_SELECTED EXCERPT_:
==================================================
More specifically, anything you need to get your taxes done; including 1040 forms and any accompanying tax schedules, as well as W-2s, 1099 miscellaneous income statements and receipts or canceled checks confirming tax-deductible expenses. It is also important to store records for any assets that you may eventually sell, triggering a tax bill.

There are probably going to be additional records that will need to be kept. You will need to use your judgment as to what is important, and what is not. For example, if you used something for claiming a deduction, keep it. If not, trash it. Make sure you shred any documents with personal information listed to avoid becoming a victim of an identity thief.

A general rule of thumb is that you should hold onto all tax documents until the possibility for audit expires. Typically, this is three years after you have filed. However, if the IRS believes that you have underreported your income by 35% or more, they have six years to perform an audit. Therefore, it is a good idea to maintain your tax paperwork for 6 - 10 years.

Home property records
The largest tax bill, and asset for most taxpayers is their home. Any paperwork related to the residency should be kept for as long as you own your home.

Before owing the IRS, single home sellers can net capital gains of $250,000, $500,00 for married couples. In order to calculate whether sale profits fall within the tax-free limits, the seller must precisely establish a residence's basis. Documents related to a home's value -- settlement papers and receipts for additions and home improvements -- are very important.

**Featured article about homeowner tax myths will further explain how property taxes work.

Stock of investments
Investment account statements contain financial information that a taxpayer will need as long as the mutual fund or stock is owned. Stocks splitting may cause a change in the worth of the holding and the eventual value of the stock, which is used in determining the taxable basis.

Each year, owners have to pay taxes on the earnings of mutual funds with reinvested dividends. These taxes are utilized to increase the funds foundation so that when the fund is sold, the final tax bill will be less costly. Not having statements makes it very easy to lose track of payments, often resulting in fund owners paying double taxes on their earnings.
==================================================
_REQUIRED ACTION_:
Write the next part of the passage on keeping tax records, picking up after its final sentence. The entries that come next are separate material and are not part of the passage on keeping tax records.

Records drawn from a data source
==================================================
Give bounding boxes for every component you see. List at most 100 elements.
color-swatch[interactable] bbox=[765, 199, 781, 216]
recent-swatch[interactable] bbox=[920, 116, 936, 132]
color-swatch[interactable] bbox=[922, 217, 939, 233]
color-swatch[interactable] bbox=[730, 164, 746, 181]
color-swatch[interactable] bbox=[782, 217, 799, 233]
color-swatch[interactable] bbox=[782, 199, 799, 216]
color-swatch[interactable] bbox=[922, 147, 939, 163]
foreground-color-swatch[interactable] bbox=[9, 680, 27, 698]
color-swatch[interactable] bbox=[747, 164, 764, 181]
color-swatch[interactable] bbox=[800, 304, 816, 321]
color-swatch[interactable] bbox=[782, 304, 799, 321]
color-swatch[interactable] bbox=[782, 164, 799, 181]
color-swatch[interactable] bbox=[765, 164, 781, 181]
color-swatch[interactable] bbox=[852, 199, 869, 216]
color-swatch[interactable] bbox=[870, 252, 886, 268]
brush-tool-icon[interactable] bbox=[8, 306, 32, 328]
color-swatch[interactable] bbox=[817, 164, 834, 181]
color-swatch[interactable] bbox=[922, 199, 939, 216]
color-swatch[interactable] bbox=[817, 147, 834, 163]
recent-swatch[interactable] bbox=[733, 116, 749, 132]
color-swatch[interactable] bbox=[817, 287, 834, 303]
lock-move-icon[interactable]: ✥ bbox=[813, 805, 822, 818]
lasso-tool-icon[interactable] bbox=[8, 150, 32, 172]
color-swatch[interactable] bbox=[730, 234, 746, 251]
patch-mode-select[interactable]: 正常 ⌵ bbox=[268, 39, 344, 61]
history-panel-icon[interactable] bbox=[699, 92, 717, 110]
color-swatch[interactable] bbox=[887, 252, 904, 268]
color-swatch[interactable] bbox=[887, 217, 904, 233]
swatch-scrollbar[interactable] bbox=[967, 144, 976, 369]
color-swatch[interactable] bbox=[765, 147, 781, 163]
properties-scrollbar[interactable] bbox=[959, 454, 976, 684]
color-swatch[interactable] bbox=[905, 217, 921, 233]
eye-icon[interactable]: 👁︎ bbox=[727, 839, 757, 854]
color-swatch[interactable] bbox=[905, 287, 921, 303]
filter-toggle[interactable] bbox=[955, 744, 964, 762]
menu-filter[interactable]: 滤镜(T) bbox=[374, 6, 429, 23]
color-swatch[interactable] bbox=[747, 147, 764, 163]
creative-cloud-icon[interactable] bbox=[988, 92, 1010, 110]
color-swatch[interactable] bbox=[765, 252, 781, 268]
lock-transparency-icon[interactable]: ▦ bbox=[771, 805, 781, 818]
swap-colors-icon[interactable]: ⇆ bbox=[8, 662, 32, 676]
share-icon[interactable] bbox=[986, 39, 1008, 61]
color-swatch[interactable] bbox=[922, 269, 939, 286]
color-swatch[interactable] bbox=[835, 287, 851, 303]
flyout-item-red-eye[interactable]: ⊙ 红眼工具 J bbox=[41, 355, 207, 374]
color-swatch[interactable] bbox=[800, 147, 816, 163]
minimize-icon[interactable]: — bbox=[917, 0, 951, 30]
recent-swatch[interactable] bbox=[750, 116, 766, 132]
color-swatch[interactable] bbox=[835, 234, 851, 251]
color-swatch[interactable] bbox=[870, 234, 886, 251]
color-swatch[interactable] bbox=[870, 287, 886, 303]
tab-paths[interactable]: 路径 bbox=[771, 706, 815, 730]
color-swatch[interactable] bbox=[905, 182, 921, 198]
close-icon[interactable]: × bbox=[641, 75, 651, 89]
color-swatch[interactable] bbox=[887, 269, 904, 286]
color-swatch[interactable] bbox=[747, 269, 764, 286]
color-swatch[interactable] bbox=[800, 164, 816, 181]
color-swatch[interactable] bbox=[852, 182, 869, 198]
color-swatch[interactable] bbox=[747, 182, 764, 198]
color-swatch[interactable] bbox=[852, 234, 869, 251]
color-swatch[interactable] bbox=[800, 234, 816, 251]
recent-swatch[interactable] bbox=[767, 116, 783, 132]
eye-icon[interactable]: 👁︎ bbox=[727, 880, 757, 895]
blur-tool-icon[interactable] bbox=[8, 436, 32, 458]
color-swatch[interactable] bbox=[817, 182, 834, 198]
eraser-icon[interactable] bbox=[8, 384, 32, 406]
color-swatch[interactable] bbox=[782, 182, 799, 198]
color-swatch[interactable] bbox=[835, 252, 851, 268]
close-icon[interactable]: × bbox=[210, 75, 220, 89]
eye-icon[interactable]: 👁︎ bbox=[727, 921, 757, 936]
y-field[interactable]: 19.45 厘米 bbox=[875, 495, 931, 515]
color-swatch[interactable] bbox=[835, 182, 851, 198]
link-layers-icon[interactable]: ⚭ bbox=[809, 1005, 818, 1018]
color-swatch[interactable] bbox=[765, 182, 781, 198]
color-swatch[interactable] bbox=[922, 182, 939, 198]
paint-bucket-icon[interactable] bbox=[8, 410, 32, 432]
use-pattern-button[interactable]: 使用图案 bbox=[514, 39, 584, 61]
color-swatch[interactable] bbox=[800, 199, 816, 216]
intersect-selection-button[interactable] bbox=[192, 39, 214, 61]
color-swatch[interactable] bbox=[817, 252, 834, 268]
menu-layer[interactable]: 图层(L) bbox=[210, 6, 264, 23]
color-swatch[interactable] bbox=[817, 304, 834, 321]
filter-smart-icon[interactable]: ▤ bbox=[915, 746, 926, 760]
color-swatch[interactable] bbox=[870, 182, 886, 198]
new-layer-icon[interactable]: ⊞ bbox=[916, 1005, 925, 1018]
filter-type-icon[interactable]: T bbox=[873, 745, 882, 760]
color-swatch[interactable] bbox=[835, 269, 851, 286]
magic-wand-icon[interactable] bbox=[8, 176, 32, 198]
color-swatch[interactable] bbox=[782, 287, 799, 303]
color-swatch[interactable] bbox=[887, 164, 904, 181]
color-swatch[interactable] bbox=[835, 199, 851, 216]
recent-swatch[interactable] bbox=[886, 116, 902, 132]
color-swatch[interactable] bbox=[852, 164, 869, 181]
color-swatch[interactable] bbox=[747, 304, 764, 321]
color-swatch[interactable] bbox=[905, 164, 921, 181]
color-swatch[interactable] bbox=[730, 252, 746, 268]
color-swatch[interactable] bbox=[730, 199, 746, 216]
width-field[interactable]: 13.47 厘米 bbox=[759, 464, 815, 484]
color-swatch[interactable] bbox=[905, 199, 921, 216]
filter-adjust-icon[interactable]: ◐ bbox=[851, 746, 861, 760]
==================================================
_EXERCISE RESULT_:
Retirement saving plans
The contributions made to traditional IRAs are usually tax-deferred. However, it is common for already-taxed money to go into accounts. It is very important to note on your statements whether were tax-deferred or already taxed. Your financial reports also keep track of the tax-deferred earnings, compounding yearly. These records will help you in proving your case to the IRS when its time to settle your tax bill. Therefore, hold on to them as long as your account is active.

 

IRS Form 8606 will help you track retirement plan taxes. This form calculates the taxable basis of an IRA only during years which nondeductible contributions are made. File and keep copies of each 8606 with your retirement plan data.

Small business considerations
Dealing with records can become complicating when operating a small business; especially if you have a few employees. The IRS typically concentrates on self-employed entertainment and travel expenses, analyzing returns to make sure that all expenses are truly connected to the business and can be proven. Therefore, you need to keep accurate and complete records of all business related expenses until the audit threshold passes.

Also, it is important to keep all of your business' financial account records forever. Similarly, any business owner that has employees should keep all of their employment information and related tax returns for as long as the business is in operation.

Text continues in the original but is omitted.